# [Data provided]

--------------------------------------------------

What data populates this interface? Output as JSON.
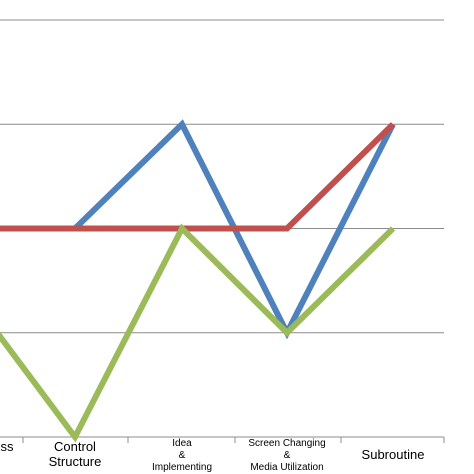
{
  "chart_data": {
    "type": "line",
    "categories": [
      [
        "ss"
      ],
      [
        "Control",
        "Structure"
      ],
      [
        "Idea",
        "&",
        "Implementing"
      ],
      [
        "Screen Changing",
        "&",
        "Media Utilization"
      ],
      [
        "Subroutine"
      ]
    ],
    "series": [
      {
        "color": "#4f81bd",
        "values": [
          null,
          2,
          3,
          1,
          3
        ]
      },
      {
        "color": "#c0504d",
        "values": [
          2,
          2,
          2,
          2,
          3
        ]
      },
      {
        "color": "#9bbb59",
        "values": [
          1.35,
          0,
          2,
          1,
          2
        ]
      }
    ],
    "ylim": [
      0,
      4
    ],
    "grid": true,
    "legend": "none"
  }
}
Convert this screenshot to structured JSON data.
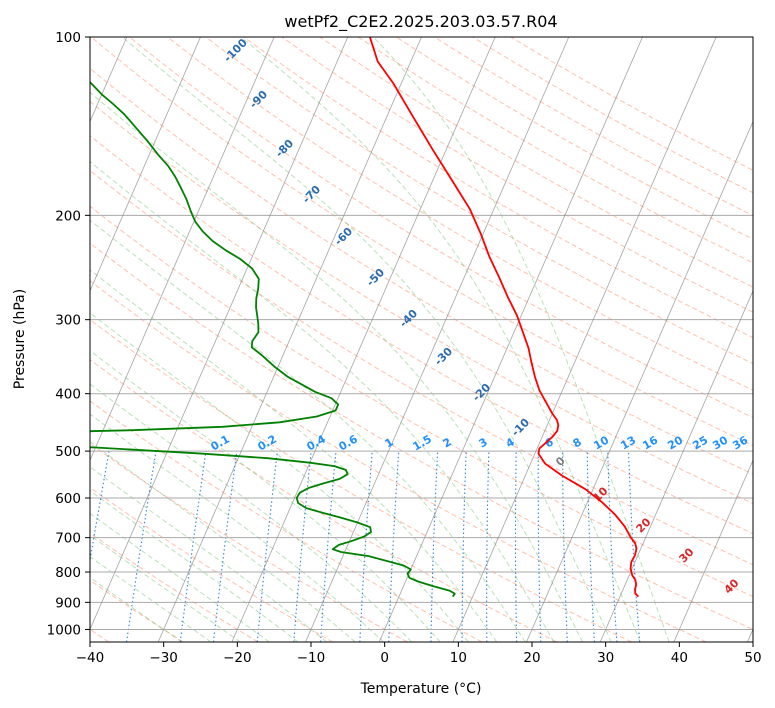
{
  "chart_data": {
    "type": "line",
    "title": "wetPf2_C2E2.2025.203.03.57.R04",
    "xlabel": "Temperature (°C)",
    "ylabel": "Pressure (hPa)",
    "xlim": [
      -40,
      50
    ],
    "ylim": [
      1050,
      100
    ],
    "y_scale": "log",
    "grid": true,
    "x_ticks": [
      -40,
      -30,
      -20,
      -10,
      0,
      10,
      20,
      30,
      40,
      50
    ],
    "y_ticks": [
      100,
      200,
      300,
      400,
      500,
      600,
      700,
      800,
      900,
      1000
    ],
    "skew_x": true,
    "series": [
      {
        "name": "",
        "color": "#ff0000",
        "points": [
          [
            32.5,
            880
          ],
          [
            31.9,
            870
          ],
          [
            31.6,
            855
          ],
          [
            31.5,
            840
          ],
          [
            31.1,
            825
          ],
          [
            30.4,
            810
          ],
          [
            29.8,
            790
          ],
          [
            29.5,
            770
          ],
          [
            29.6,
            750
          ],
          [
            29.4,
            730
          ],
          [
            28.9,
            715
          ],
          [
            28.0,
            700
          ],
          [
            26.5,
            670
          ],
          [
            24.5,
            640
          ],
          [
            22.0,
            610
          ],
          [
            19.0,
            580
          ],
          [
            15.0,
            550
          ],
          [
            12.0,
            525
          ],
          [
            10.5,
            505
          ],
          [
            10.3,
            495
          ],
          [
            10.8,
            485
          ],
          [
            11.4,
            473
          ],
          [
            11.7,
            462
          ],
          [
            11.5,
            452
          ],
          [
            11.0,
            443
          ],
          [
            10.0,
            432
          ],
          [
            8.6,
            415
          ],
          [
            6.9,
            395
          ],
          [
            5.5,
            375
          ],
          [
            4.2,
            355
          ],
          [
            2.9,
            335
          ],
          [
            1.2,
            315
          ],
          [
            -0.6,
            295
          ],
          [
            -2.9,
            275
          ],
          [
            -5.2,
            255
          ],
          [
            -7.8,
            235
          ],
          [
            -10.3,
            215
          ],
          [
            -13.3,
            195
          ],
          [
            -17.3,
            175
          ],
          [
            -21.8,
            155
          ],
          [
            -26.8,
            135
          ],
          [
            -31.0,
            120
          ],
          [
            -34.5,
            110
          ],
          [
            -37.0,
            100
          ]
        ]
      },
      {
        "name": "",
        "color": "#008000",
        "points": [
          [
            7.3,
            880
          ],
          [
            7.4,
            870
          ],
          [
            6.5,
            860
          ],
          [
            4.0,
            845
          ],
          [
            1.7,
            830
          ],
          [
            0.3,
            818
          ],
          [
            -0.2,
            805
          ],
          [
            0.0,
            792
          ],
          [
            -1.2,
            780
          ],
          [
            -3.8,
            766
          ],
          [
            -6.5,
            752
          ],
          [
            -10.5,
            740
          ],
          [
            -11.8,
            732
          ],
          [
            -11.2,
            720
          ],
          [
            -9.8,
            710
          ],
          [
            -8.3,
            697
          ],
          [
            -7.6,
            685
          ],
          [
            -8.0,
            672
          ],
          [
            -10.0,
            660
          ],
          [
            -12.5,
            648
          ],
          [
            -15.2,
            636
          ],
          [
            -17.8,
            624
          ],
          [
            -19.2,
            612
          ],
          [
            -19.7,
            600
          ],
          [
            -19.6,
            588
          ],
          [
            -18.7,
            577
          ],
          [
            -17.0,
            567
          ],
          [
            -15.0,
            557
          ],
          [
            -14.2,
            547
          ],
          [
            -14.7,
            538
          ],
          [
            -16.5,
            530
          ],
          [
            -20.0,
            523
          ],
          [
            -26.0,
            514
          ],
          [
            -35.0,
            505
          ],
          [
            -50.0,
            493
          ],
          [
            -65.0,
            485
          ],
          [
            -75.0,
            478
          ],
          [
            -78.0,
            474
          ],
          [
            -76.5,
            470
          ],
          [
            -62.0,
            466
          ],
          [
            -46.0,
            461
          ],
          [
            -34.0,
            455
          ],
          [
            -26.5,
            447
          ],
          [
            -21.8,
            437
          ],
          [
            -19.6,
            427
          ],
          [
            -19.6,
            417
          ],
          [
            -20.9,
            407
          ],
          [
            -23.5,
            397
          ],
          [
            -25.5,
            387
          ],
          [
            -28.0,
            375
          ],
          [
            -30.5,
            360
          ],
          [
            -32.8,
            345
          ],
          [
            -34.7,
            334
          ],
          [
            -35.0,
            326
          ],
          [
            -34.7,
            315
          ],
          [
            -35.2,
            305
          ],
          [
            -35.8,
            296
          ],
          [
            -36.5,
            286
          ],
          [
            -37.0,
            276
          ],
          [
            -37.3,
            266
          ],
          [
            -37.8,
            256
          ],
          [
            -39.3,
            246
          ],
          [
            -41.5,
            237
          ],
          [
            -44.0,
            229
          ],
          [
            -46.3,
            221
          ],
          [
            -48.2,
            213
          ],
          [
            -49.8,
            205
          ],
          [
            -51.0,
            197
          ],
          [
            -52.3,
            188
          ],
          [
            -53.7,
            180
          ],
          [
            -55.2,
            172
          ],
          [
            -56.8,
            165
          ],
          [
            -58.8,
            158
          ],
          [
            -61.0,
            150
          ],
          [
            -63.5,
            142
          ],
          [
            -65.8,
            135
          ],
          [
            -67.8,
            130
          ],
          [
            -70.0,
            125
          ],
          [
            -72.0,
            120
          ],
          [
            -73.8,
            116
          ],
          [
            -75.8,
            113
          ],
          [
            -78.3,
            110
          ],
          [
            -81.0,
            105
          ],
          [
            -83.0,
            100
          ]
        ]
      }
    ],
    "mixing_ratio_labels": [
      "0.1",
      "0.2",
      "0.4",
      "0.6",
      "1",
      "1.5",
      "2",
      "3",
      "4",
      "6",
      "8",
      "10",
      "13",
      "16",
      "20",
      "25",
      "30",
      "36"
    ],
    "dry_adiabat_labels": [
      "-100",
      "-90",
      "-80",
      "-70",
      "-60",
      "-50",
      "-40",
      "-30",
      "-20",
      "-10"
    ],
    "moist_adiabat_labels": [
      "0",
      "10",
      "20",
      "30",
      "40"
    ],
    "colors": {
      "temperature": "#ff0000",
      "dewpoint": "#008000",
      "dry_adiabat": "#ff8c69",
      "moist_adiabat": "#66bb66",
      "mixing_ratio": "#1e78d8",
      "isotherm": "#7f7f7f",
      "isobar": "#aaaaaa"
    }
  }
}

--------------------------------------------------

# [Set problem]
Quote the data above in full, leaving out the pictures it holds.

# [Task output]
What data populates this interface? Output as JSON.
{
  "chart_data": {
    "type": "line",
    "categories": [
      [
        "ss"
      ],
      [
        "Control",
        "Structure"
      ],
      [
        "Idea",
        "&",
        "Implementing"
      ],
      [
        "Screen Changing",
        "&",
        "Media Utilization"
      ],
      [
        "Subroutine"
      ]
    ],
    "series": [
      {
        "color": "#4f81bd",
        "values": [
          null,
          2,
          3,
          1,
          3
        ]
      },
      {
        "color": "#c0504d",
        "values": [
          2,
          2,
          2,
          2,
          3
        ]
      },
      {
        "color": "#9bbb59",
        "values": [
          1.35,
          0,
          2,
          1,
          2
        ]
      }
    ],
    "ylim": [
      0,
      4
    ],
    "grid": true,
    "legend": "none"
  }
}
Convert this screenshot to structured JSON data.
{
  "chart_data": {
    "type": "line",
    "title": "wetPf2_C2E2.2025.203.03.57.R04",
    "xlabel": "Temperature (°C)",
    "ylabel": "Pressure (hPa)",
    "xlim": [
      -40,
      50
    ],
    "ylim": [
      1050,
      100
    ],
    "y_scale": "log",
    "grid": true,
    "x_ticks": [
      -40,
      -30,
      -20,
      -10,
      0,
      10,
      20,
      30,
      40,
      50
    ],
    "y_ticks": [
      100,
      200,
      300,
      400,
      500,
      600,
      700,
      800,
      900,
      1000
    ],
    "skew_x": true,
    "series": [
      {
        "name": "",
        "color": "#ff0000",
        "points": [
          [
            32.5,
            880
          ],
          [
            31.9,
            870
          ],
          [
            31.6,
            855
          ],
          [
            31.5,
            840
          ],
          [
            31.1,
            825
          ],
          [
            30.4,
            810
          ],
          [
            29.8,
            790
          ],
          [
            29.5,
            770
          ],
          [
            29.6,
            750
          ],
          [
            29.4,
            730
          ],
          [
            28.9,
            715
          ],
          [
            28.0,
            700
          ],
          [
            26.5,
            670
          ],
          [
            24.5,
            640
          ],
          [
            22.0,
            610
          ],
          [
            19.0,
            580
          ],
          [
            15.0,
            550
          ],
          [
            12.0,
            525
          ],
          [
            10.5,
            505
          ],
          [
            10.3,
            495
          ],
          [
            10.8,
            485
          ],
          [
            11.4,
            473
          ],
          [
            11.7,
            462
          ],
          [
            11.5,
            452
          ],
          [
            11.0,
            443
          ],
          [
            10.0,
            432
          ],
          [
            8.6,
            415
          ],
          [
            6.9,
            395
          ],
          [
            5.5,
            375
          ],
          [
            4.2,
            355
          ],
          [
            2.9,
            335
          ],
          [
            1.2,
            315
          ],
          [
            -0.6,
            295
          ],
          [
            -2.9,
            275
          ],
          [
            -5.2,
            255
          ],
          [
            -7.8,
            235
          ],
          [
            -10.3,
            215
          ],
          [
            -13.3,
            195
          ],
          [
            -17.3,
            175
          ],
          [
            -21.8,
            155
          ],
          [
            -26.8,
            135
          ],
          [
            -31.0,
            120
          ],
          [
            -34.5,
            110
          ],
          [
            -37.0,
            100
          ]
        ]
      },
      {
        "name": "",
        "color": "#008000",
        "points": [
          [
            7.3,
            880
          ],
          [
            7.4,
            870
          ],
          [
            6.5,
            860
          ],
          [
            4.0,
            845
          ],
          [
            1.7,
            830
          ],
          [
            0.3,
            818
          ],
          [
            -0.2,
            805
          ],
          [
            0.0,
            792
          ],
          [
            -1.2,
            780
          ],
          [
            -3.8,
            766
          ],
          [
            -6.5,
            752
          ],
          [
            -10.5,
            740
          ],
          [
            -11.8,
            732
          ],
          [
            -11.2,
            720
          ],
          [
            -9.8,
            710
          ],
          [
            -8.3,
            697
          ],
          [
            -7.6,
            685
          ],
          [
            -8.0,
            672
          ],
          [
            -10.0,
            660
          ],
          [
            -12.5,
            648
          ],
          [
            -15.2,
            636
          ],
          [
            -17.8,
            624
          ],
          [
            -19.2,
            612
          ],
          [
            -19.7,
            600
          ],
          [
            -19.6,
            588
          ],
          [
            -18.7,
            577
          ],
          [
            -17.0,
            567
          ],
          [
            -15.0,
            557
          ],
          [
            -14.2,
            547
          ],
          [
            -14.7,
            538
          ],
          [
            -16.5,
            530
          ],
          [
            -20.0,
            523
          ],
          [
            -26.0,
            514
          ],
          [
            -35.0,
            505
          ],
          [
            -50.0,
            493
          ],
          [
            -65.0,
            485
          ],
          [
            -75.0,
            478
          ],
          [
            -78.0,
            474
          ],
          [
            -76.5,
            470
          ],
          [
            -62.0,
            466
          ],
          [
            -46.0,
            461
          ],
          [
            -34.0,
            455
          ],
          [
            -26.5,
            447
          ],
          [
            -21.8,
            437
          ],
          [
            -19.6,
            427
          ],
          [
            -19.6,
            417
          ],
          [
            -20.9,
            407
          ],
          [
            -23.5,
            397
          ],
          [
            -25.5,
            387
          ],
          [
            -28.0,
            375
          ],
          [
            -30.5,
            360
          ],
          [
            -32.8,
            345
          ],
          [
            -34.7,
            334
          ],
          [
            -35.0,
            326
          ],
          [
            -34.7,
            315
          ],
          [
            -35.2,
            305
          ],
          [
            -35.8,
            296
          ],
          [
            -36.5,
            286
          ],
          [
            -37.0,
            276
          ],
          [
            -37.3,
            266
          ],
          [
            -37.8,
            256
          ],
          [
            -39.3,
            246
          ],
          [
            -41.5,
            237
          ],
          [
            -44.0,
            229
          ],
          [
            -46.3,
            221
          ],
          [
            -48.2,
            213
          ],
          [
            -49.8,
            205
          ],
          [
            -51.0,
            197
          ],
          [
            -52.3,
            188
          ],
          [
            -53.7,
            180
          ],
          [
            -55.2,
            172
          ],
          [
            -56.8,
            165
          ],
          [
            -58.8,
            158
          ],
          [
            -61.0,
            150
          ],
          [
            -63.5,
            142
          ],
          [
            -65.8,
            135
          ],
          [
            -67.8,
            130
          ],
          [
            -70.0,
            125
          ],
          [
            -72.0,
            120
          ],
          [
            -73.8,
            116
          ],
          [
            -75.8,
            113
          ],
          [
            -78.3,
            110
          ],
          [
            -81.0,
            105
          ],
          [
            -83.0,
            100
          ]
        ]
      }
    ],
    "mixing_ratio_labels": [
      "0.1",
      "0.2",
      "0.4",
      "0.6",
      "1",
      "1.5",
      "2",
      "3",
      "4",
      "6",
      "8",
      "10",
      "13",
      "16",
      "20",
      "25",
      "30",
      "36"
    ],
    "dry_adiabat_labels": [
      "-100",
      "-90",
      "-80",
      "-70",
      "-60",
      "-50",
      "-40",
      "-30",
      "-20",
      "-10"
    ],
    "moist_adiabat_labels": [
      "0",
      "10",
      "20",
      "30",
      "40"
    ],
    "colors": {
      "temperature": "#ff0000",
      "dewpoint": "#008000",
      "dry_adiabat": "#ff8c69",
      "moist_adiabat": "#66bb66",
      "mixing_ratio": "#1e78d8",
      "isotherm": "#7f7f7f",
      "isobar": "#aaaaaa"
    }
  }
}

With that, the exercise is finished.